* _Instructions for the task_:
Restate the material word for word and leave out anything that is a picture.

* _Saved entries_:
— start —

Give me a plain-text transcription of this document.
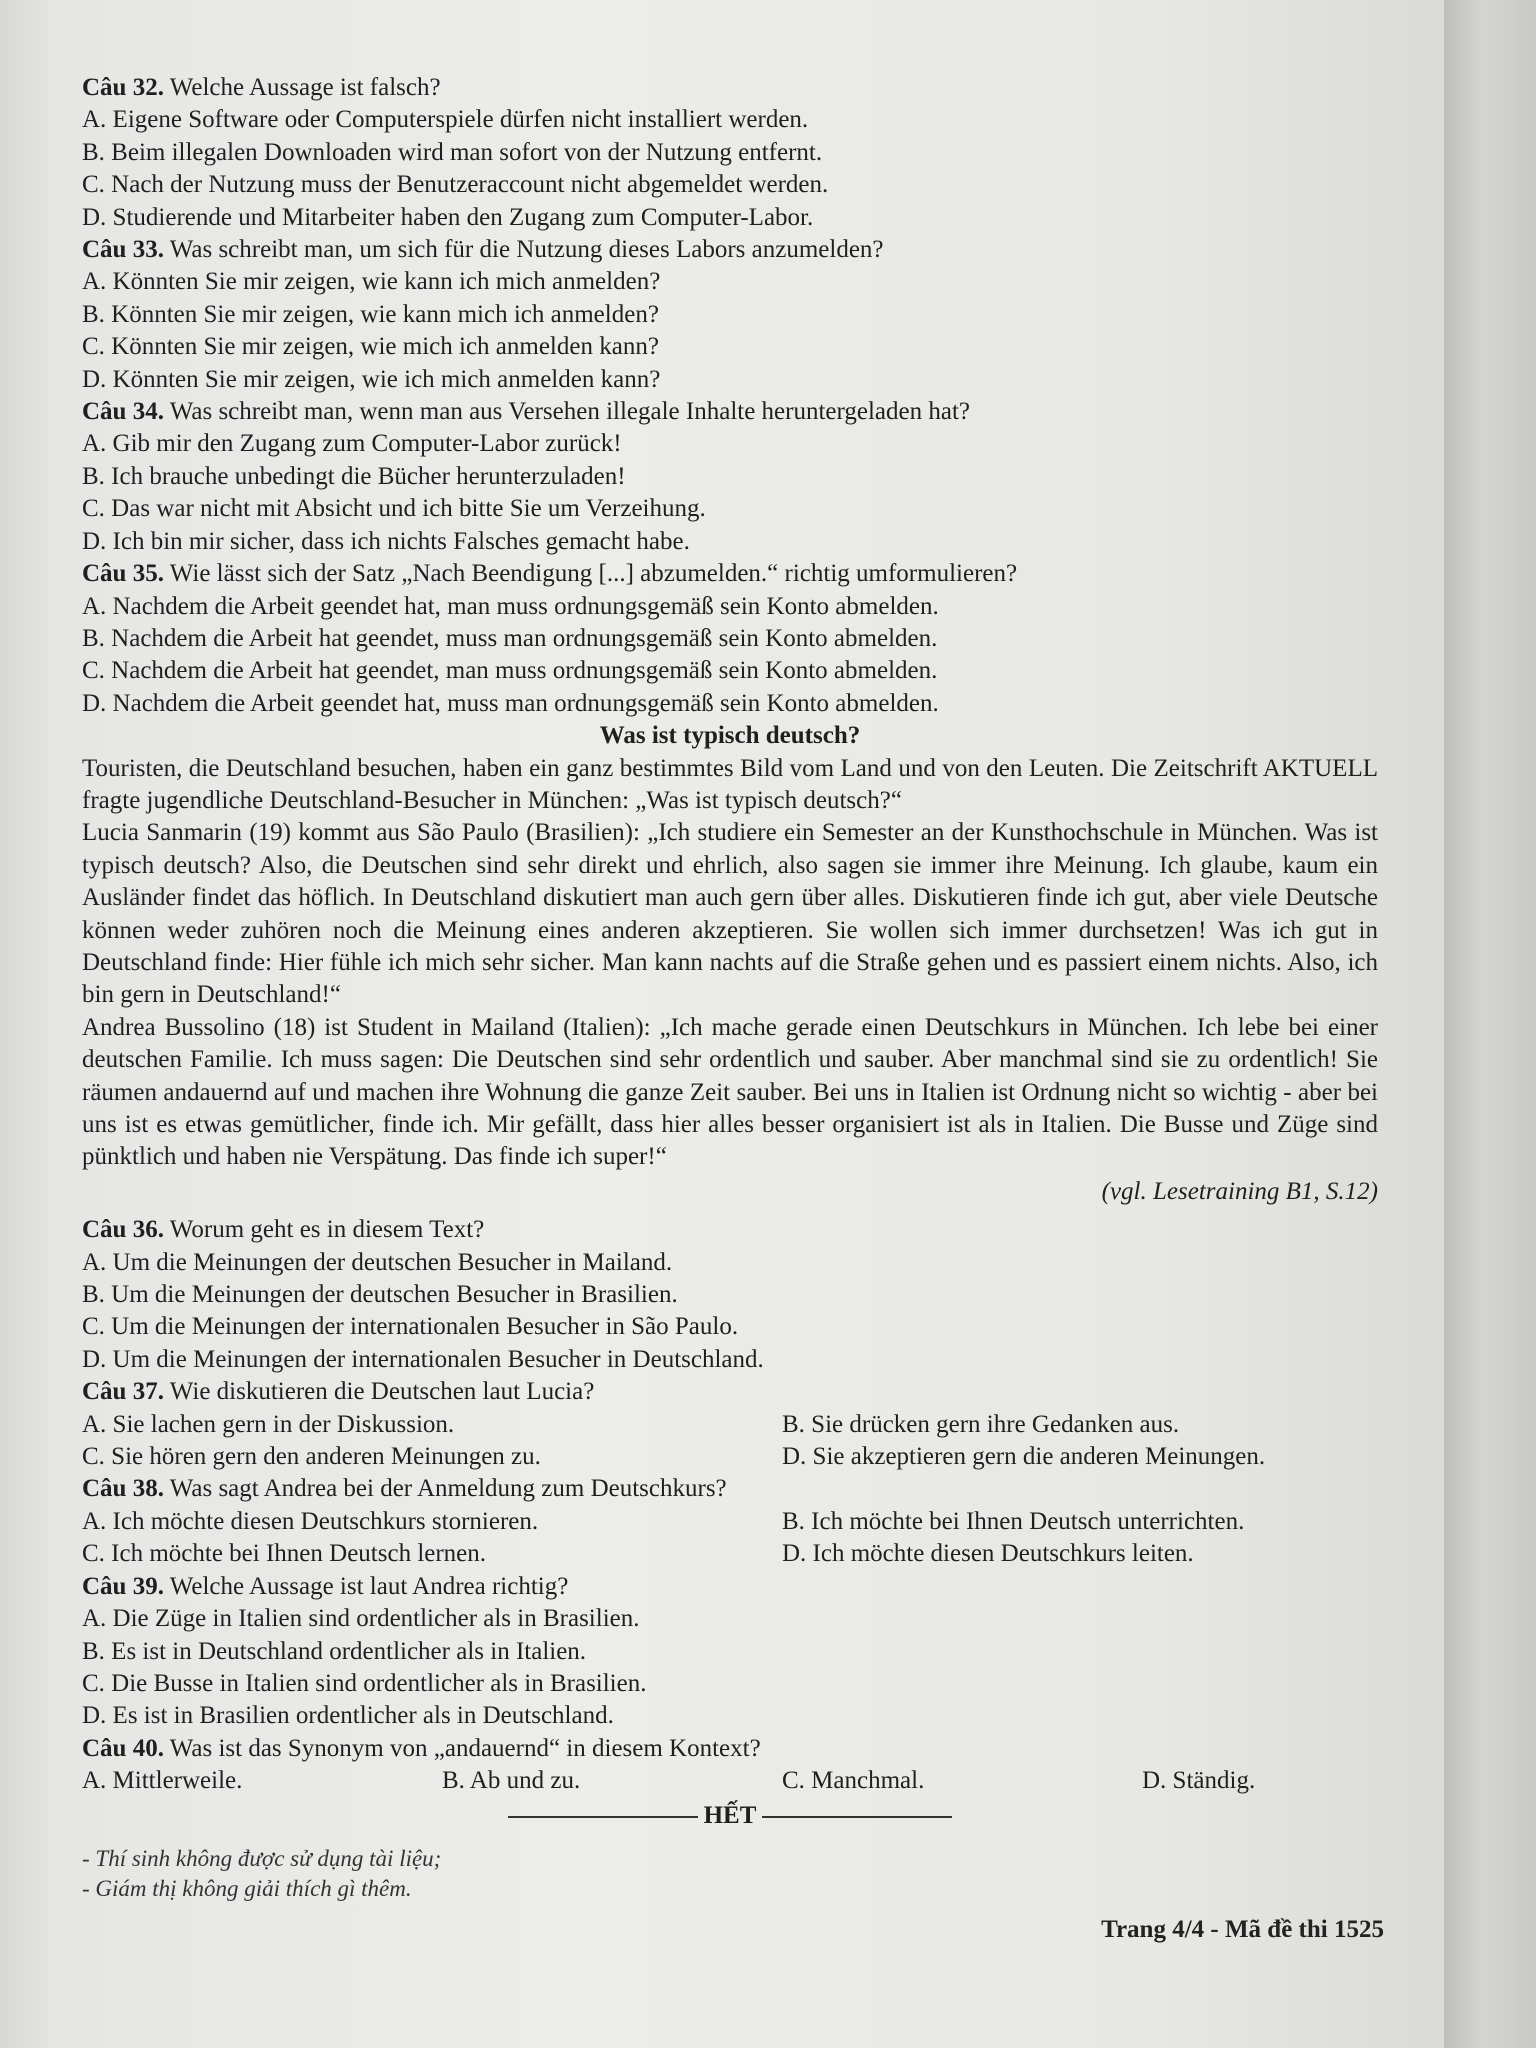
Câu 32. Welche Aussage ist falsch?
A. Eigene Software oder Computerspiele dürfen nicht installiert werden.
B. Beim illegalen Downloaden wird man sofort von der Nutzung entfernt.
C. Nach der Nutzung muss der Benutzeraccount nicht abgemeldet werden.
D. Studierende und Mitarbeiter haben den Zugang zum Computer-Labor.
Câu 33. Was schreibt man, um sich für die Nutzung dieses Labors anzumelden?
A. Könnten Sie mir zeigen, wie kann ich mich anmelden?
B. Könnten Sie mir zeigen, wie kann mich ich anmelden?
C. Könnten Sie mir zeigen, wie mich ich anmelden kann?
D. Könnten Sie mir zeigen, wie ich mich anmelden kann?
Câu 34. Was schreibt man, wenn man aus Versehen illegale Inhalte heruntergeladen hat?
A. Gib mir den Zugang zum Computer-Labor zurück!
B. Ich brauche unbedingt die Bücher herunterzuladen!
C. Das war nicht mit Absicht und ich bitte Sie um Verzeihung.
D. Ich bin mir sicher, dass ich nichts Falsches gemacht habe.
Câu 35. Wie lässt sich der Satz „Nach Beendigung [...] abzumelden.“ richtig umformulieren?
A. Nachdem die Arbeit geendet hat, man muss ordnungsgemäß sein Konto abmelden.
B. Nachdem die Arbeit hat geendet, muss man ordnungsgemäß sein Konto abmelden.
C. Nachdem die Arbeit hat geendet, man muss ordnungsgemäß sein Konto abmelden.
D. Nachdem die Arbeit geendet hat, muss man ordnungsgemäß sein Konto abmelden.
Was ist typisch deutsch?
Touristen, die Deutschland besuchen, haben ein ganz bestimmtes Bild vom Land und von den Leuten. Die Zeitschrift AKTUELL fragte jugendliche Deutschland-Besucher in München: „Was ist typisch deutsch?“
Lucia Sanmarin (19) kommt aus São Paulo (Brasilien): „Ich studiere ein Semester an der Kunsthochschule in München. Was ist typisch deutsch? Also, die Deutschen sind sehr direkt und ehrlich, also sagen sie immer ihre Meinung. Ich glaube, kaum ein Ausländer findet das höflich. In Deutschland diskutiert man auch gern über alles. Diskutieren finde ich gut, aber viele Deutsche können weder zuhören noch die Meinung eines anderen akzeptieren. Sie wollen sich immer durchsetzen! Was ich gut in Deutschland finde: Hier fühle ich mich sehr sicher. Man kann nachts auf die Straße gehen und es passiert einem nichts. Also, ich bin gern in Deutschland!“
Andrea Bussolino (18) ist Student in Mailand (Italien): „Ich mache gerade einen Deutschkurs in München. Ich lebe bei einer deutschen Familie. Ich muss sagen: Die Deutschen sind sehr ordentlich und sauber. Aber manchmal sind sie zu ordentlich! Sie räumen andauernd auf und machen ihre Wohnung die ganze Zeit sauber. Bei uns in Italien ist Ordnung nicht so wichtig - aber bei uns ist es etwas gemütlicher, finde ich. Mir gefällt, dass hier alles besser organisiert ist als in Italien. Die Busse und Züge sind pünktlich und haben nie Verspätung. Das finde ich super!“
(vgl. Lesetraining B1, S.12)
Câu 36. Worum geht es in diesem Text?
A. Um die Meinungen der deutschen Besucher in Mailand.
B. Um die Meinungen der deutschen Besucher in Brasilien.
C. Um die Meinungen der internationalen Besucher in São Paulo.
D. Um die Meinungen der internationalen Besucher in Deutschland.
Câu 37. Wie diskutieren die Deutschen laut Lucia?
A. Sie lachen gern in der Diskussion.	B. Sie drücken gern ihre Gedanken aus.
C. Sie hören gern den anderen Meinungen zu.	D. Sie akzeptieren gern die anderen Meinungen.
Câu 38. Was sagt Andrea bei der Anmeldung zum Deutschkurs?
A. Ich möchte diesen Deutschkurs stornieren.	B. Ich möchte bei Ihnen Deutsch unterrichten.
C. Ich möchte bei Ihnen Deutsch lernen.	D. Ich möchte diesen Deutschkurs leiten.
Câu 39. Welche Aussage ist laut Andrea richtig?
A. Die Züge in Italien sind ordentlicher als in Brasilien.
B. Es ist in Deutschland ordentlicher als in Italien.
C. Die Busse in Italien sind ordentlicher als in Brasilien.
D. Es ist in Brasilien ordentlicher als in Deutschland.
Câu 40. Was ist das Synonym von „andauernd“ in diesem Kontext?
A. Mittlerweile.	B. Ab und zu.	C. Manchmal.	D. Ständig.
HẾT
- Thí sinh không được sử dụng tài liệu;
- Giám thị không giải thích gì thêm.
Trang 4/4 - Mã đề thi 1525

— end —

* _Expected answer_:
Give me a plain-text transcription of this document.
Câu 32. Welche Aussage ist falsch?
A. Eigene Software oder Computerspiele dürfen nicht installiert werden.
B. Beim illegalen Downloaden wird man sofort von der Nutzung entfernt.
C. Nach der Nutzung muss der Benutzeraccount nicht abgemeldet werden.
D. Studierende und Mitarbeiter haben den Zugang zum Computer-Labor.
Câu 33. Was schreibt man, um sich für die Nutzung dieses Labors anzumelden?
A. Könnten Sie mir zeigen, wie kann ich mich anmelden?
B. Könnten Sie mir zeigen, wie kann mich ich anmelden?
C. Könnten Sie mir zeigen, wie mich ich anmelden kann?
D. Könnten Sie mir zeigen, wie ich mich anmelden kann?
Câu 34. Was schreibt man, wenn man aus Versehen illegale Inhalte heruntergeladen hat?
A. Gib mir den Zugang zum Computer-Labor zurück!
B. Ich brauche unbedingt die Bücher herunterzuladen!
C. Das war nicht mit Absicht und ich bitte Sie um Verzeihung.
D. Ich bin mir sicher, dass ich nichts Falsches gemacht habe.
Câu 35. Wie lässt sich der Satz „Nach Beendigung [...] abzumelden.“ richtig umformulieren?
A. Nachdem die Arbeit geendet hat, man muss ordnungsgemäß sein Konto abmelden.
B. Nachdem die Arbeit hat geendet, muss man ordnungsgemäß sein Konto abmelden.
C. Nachdem die Arbeit hat geendet, man muss ordnungsgemäß sein Konto abmelden.
D. Nachdem die Arbeit geendet hat, muss man ordnungsgemäß sein Konto abmelden.
Was ist typisch deutsch?
Touristen, die Deutschland besuchen, haben ein ganz bestimmtes Bild vom Land und von den Leuten. Die Zeitschrift AKTUELL fragte jugendliche Deutschland-Besucher in München: „Was ist typisch deutsch?“
Lucia Sanmarin (19) kommt aus São Paulo (Brasilien): „Ich studiere ein Semester an der Kunsthochschule in München. Was ist typisch deutsch? Also, die Deutschen sind sehr direkt und ehrlich, also sagen sie immer ihre Meinung. Ich glaube, kaum ein Ausländer findet das höflich. In Deutschland diskutiert man auch gern über alles. Diskutieren finde ich gut, aber viele Deutsche können weder zuhören noch die Meinung eines anderen akzeptieren. Sie wollen sich immer durchsetzen! Was ich gut in Deutschland finde: Hier fühle ich mich sehr sicher. Man kann nachts auf die Straße gehen und es passiert einem nichts. Also, ich bin gern in Deutschland!“
Andrea Bussolino (18) ist Student in Mailand (Italien): „Ich mache gerade einen Deutschkurs in München. Ich lebe bei einer deutschen Familie. Ich muss sagen: Die Deutschen sind sehr ordentlich und sauber. Aber manchmal sind sie zu ordentlich! Sie räumen andauernd auf und machen ihre Wohnung die ganze Zeit sauber. Bei uns in Italien ist Ordnung nicht so wichtig - aber bei uns ist es etwas gemütlicher, finde ich. Mir gefällt, dass hier alles besser organisiert ist als in Italien. Die Busse und Züge sind pünktlich und haben nie Verspätung. Das finde ich super!“
(vgl. Lesetraining B1, S.12)
Câu 36. Worum geht es in diesem Text?
A. Um die Meinungen der deutschen Besucher in Mailand.
B. Um die Meinungen der deutschen Besucher in Brasilien.
C. Um die Meinungen der internationalen Besucher in São Paulo.
D. Um die Meinungen der internationalen Besucher in Deutschland.
Câu 37. Wie diskutieren die Deutschen laut Lucia?
A. Sie lachen gern in der Diskussion.	B. Sie drücken gern ihre Gedanken aus.
C. Sie hören gern den anderen Meinungen zu.	D. Sie akzeptieren gern die anderen Meinungen.
Câu 38. Was sagt Andrea bei der Anmeldung zum Deutschkurs?
A. Ich möchte diesen Deutschkurs stornieren.	B. Ich möchte bei Ihnen Deutsch unterrichten.
C. Ich möchte bei Ihnen Deutsch lernen.	D. Ich möchte diesen Deutschkurs leiten.
Câu 39. Welche Aussage ist laut Andrea richtig?
A. Die Züge in Italien sind ordentlicher als in Brasilien.
B. Es ist in Deutschland ordentlicher als in Italien.
C. Die Busse in Italien sind ordentlicher als in Brasilien.
D. Es ist in Brasilien ordentlicher als in Deutschland.
Câu 40. Was ist das Synonym von „andauernd“ in diesem Kontext?
A. Mittlerweile.	B. Ab und zu.	C. Manchmal.	D. Ständig.
HẾT
- Thí sinh không được sử dụng tài liệu;
- Giám thị không giải thích gì thêm.
Trang 4/4 - Mã đề thi 1525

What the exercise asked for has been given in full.